Task statement » Pictures do not belong in the copy; transcribe everything else in the records exactly.

Stored data entries:
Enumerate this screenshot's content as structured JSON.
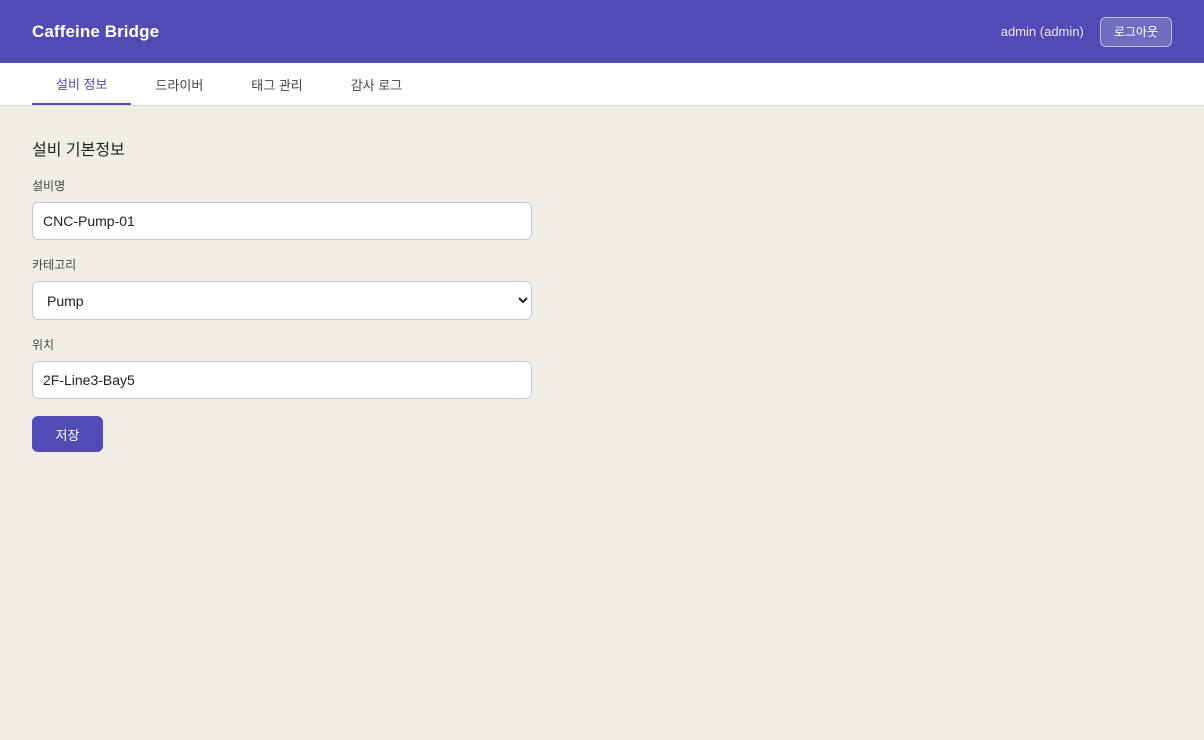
{
  "header": {
    "title": "Caffeine Bridge",
    "user": "admin (admin)",
    "logout_label": "로그아웃"
  },
  "tabs": [
    {
      "label": "설비 정보",
      "active": true
    },
    {
      "label": "드라이버",
      "active": false
    },
    {
      "label": "태그 관리",
      "active": false
    },
    {
      "label": "감사 로그",
      "active": false
    }
  ],
  "form": {
    "section_title": "설비 기본정보",
    "name_label": "설비명",
    "name_value": "CNC-Pump-01",
    "category_label": "카테고리",
    "category_value": "Pump",
    "location_label": "위치",
    "location_value": "2F-Line3-Bay5",
    "save_label": "저장"
  },
  "colors": {
    "accent": "#534bb5",
    "background": "#f1eee8"
  }
}
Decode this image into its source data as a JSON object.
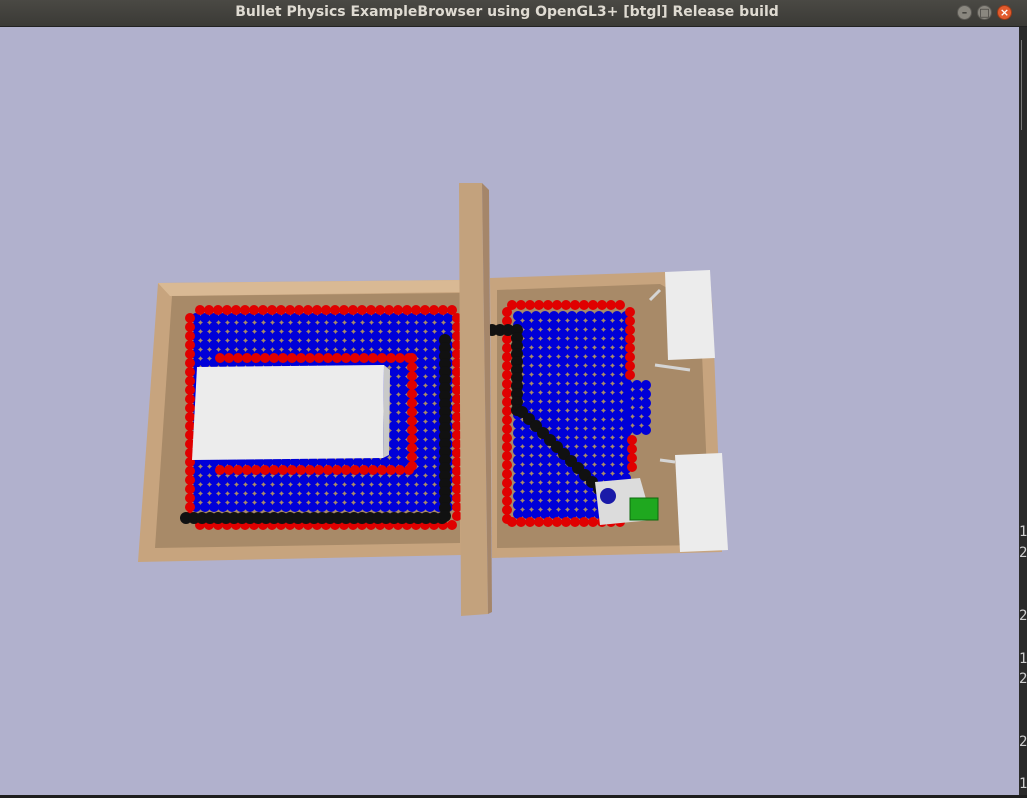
{
  "window": {
    "title": "Bullet Physics ExampleBrowser using OpenGL3+ [btgl] Release build",
    "buttons": {
      "minimize": "–",
      "maximize": "□",
      "close": "×"
    }
  },
  "colors": {
    "background": "#b1b1cd",
    "floor": "#c8a57f",
    "red_spheres": "#e00000",
    "blue_spheres": "#0000d8",
    "black_spheres": "#111111",
    "cube": "#1fa81f",
    "panels": "#e8e8e8"
  },
  "right_edge_labels": [
    "1",
    "2",
    "2",
    "1",
    "2",
    "2",
    "1"
  ]
}
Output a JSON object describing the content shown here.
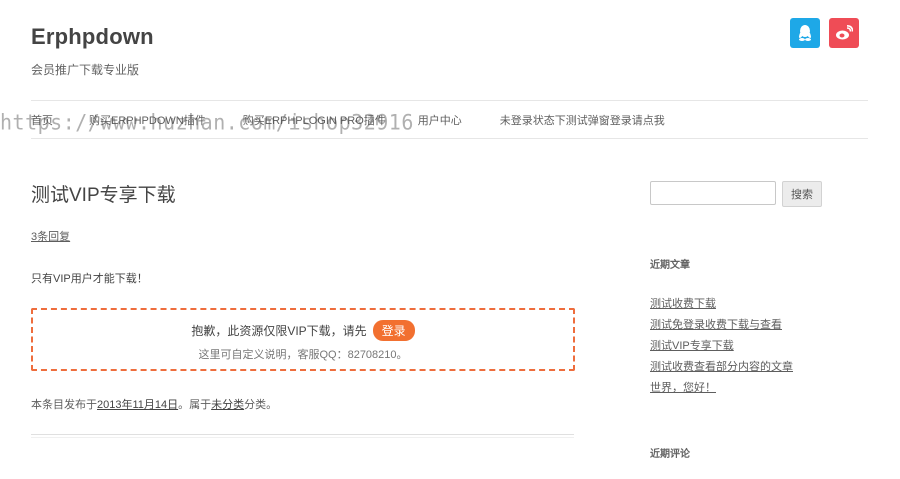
{
  "site": {
    "title": "Erphpdown",
    "description": "会员推广下载专业版"
  },
  "social": [
    {
      "name": "qq-icon",
      "color": "#1ea8e7"
    },
    {
      "name": "weibo-icon",
      "color": "#ef4c56"
    }
  ],
  "nav": {
    "items": [
      {
        "label": "首页"
      },
      {
        "label": "购买ERPHPDOWN插件"
      },
      {
        "label": "购买ERPHPLOGIN PRO插件"
      },
      {
        "label": "用户中心"
      },
      {
        "label": "未登录状态下测试弹窗登录请点我"
      }
    ]
  },
  "watermark": "https://www.huzhan.com/ishop32916",
  "post": {
    "title": "测试VIP专享下载",
    "replies": "3条回复",
    "vip_only": "只有VIP用户才能下载！",
    "notice": {
      "line1": "抱歉，此资源仅限VIP下载，请先",
      "login_label": "登录",
      "line2": "这里可自定义说明，客服QQ：82708210。"
    },
    "meta": {
      "prefix": "本条目发布于",
      "date": "2013年11月14日",
      "middle": "。属于",
      "category": "未分类",
      "suffix": "分类。"
    }
  },
  "sidebar": {
    "search_label": "搜索",
    "search_placeholder": "",
    "recent_posts_title": "近期文章",
    "recent_posts": [
      "测试收费下载",
      "测试免登录收费下载与查看",
      "测试VIP专享下载",
      "测试收费查看部分内容的文章",
      "世界，您好！"
    ],
    "recent_comments_title": "近期评论"
  },
  "colors": {
    "accent": "#ee6d3d",
    "login_button": "#f27030"
  }
}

Task response »
Enumerate this screenshot's content as structured JSON.
{
  "header": {
    "title": "Caffeine Bridge",
    "user": "admin (admin)",
    "logout_label": "로그아웃"
  },
  "tabs": [
    {
      "label": "설비 정보",
      "active": true
    },
    {
      "label": "드라이버",
      "active": false
    },
    {
      "label": "태그 관리",
      "active": false
    },
    {
      "label": "감사 로그",
      "active": false
    }
  ],
  "form": {
    "section_title": "설비 기본정보",
    "name_label": "설비명",
    "name_value": "CNC-Pump-01",
    "category_label": "카테고리",
    "category_value": "Pump",
    "location_label": "위치",
    "location_value": "2F-Line3-Bay5",
    "save_label": "저장"
  },
  "colors": {
    "accent": "#534bb5",
    "background": "#f1eee8"
  }
}
Decode this image into its source data as a JSON object.
{
  "window": {
    "title": "Bullet Physics ExampleBrowser using OpenGL3+ [btgl] Release build",
    "buttons": {
      "minimize": "–",
      "maximize": "□",
      "close": "×"
    }
  },
  "colors": {
    "background": "#b1b1cd",
    "floor": "#c8a57f",
    "red_spheres": "#e00000",
    "blue_spheres": "#0000d8",
    "black_spheres": "#111111",
    "cube": "#1fa81f",
    "panels": "#e8e8e8"
  },
  "right_edge_labels": [
    "1",
    "2",
    "2",
    "1",
    "2",
    "2",
    "1"
  ]
}
Output a JSON object describing the content shown here.
{
  "site": {
    "title": "Erphpdown",
    "description": "会员推广下载专业版"
  },
  "social": [
    {
      "name": "qq-icon",
      "color": "#1ea8e7"
    },
    {
      "name": "weibo-icon",
      "color": "#ef4c56"
    }
  ],
  "nav": {
    "items": [
      {
        "label": "首页"
      },
      {
        "label": "购买ERPHPDOWN插件"
      },
      {
        "label": "购买ERPHPLOGIN PRO插件"
      },
      {
        "label": "用户中心"
      },
      {
        "label": "未登录状态下测试弹窗登录请点我"
      }
    ]
  },
  "watermark": "https://www.huzhan.com/ishop32916",
  "post": {
    "title": "测试VIP专享下载",
    "replies": "3条回复",
    "vip_only": "只有VIP用户才能下载！",
    "notice": {
      "line1": "抱歉，此资源仅限VIP下载，请先",
      "login_label": "登录",
      "line2": "这里可自定义说明，客服QQ：82708210。"
    },
    "meta": {
      "prefix": "本条目发布于",
      "date": "2013年11月14日",
      "middle": "。属于",
      "category": "未分类",
      "suffix": "分类。"
    }
  },
  "sidebar": {
    "search_label": "搜索",
    "search_placeholder": "",
    "recent_posts_title": "近期文章",
    "recent_posts": [
      "测试收费下载",
      "测试免登录收费下载与查看",
      "测试VIP专享下载",
      "测试收费查看部分内容的文章",
      "世界，您好！"
    ],
    "recent_comments_title": "近期评论"
  },
  "colors": {
    "accent": "#ee6d3d",
    "login_button": "#f27030"
  }
}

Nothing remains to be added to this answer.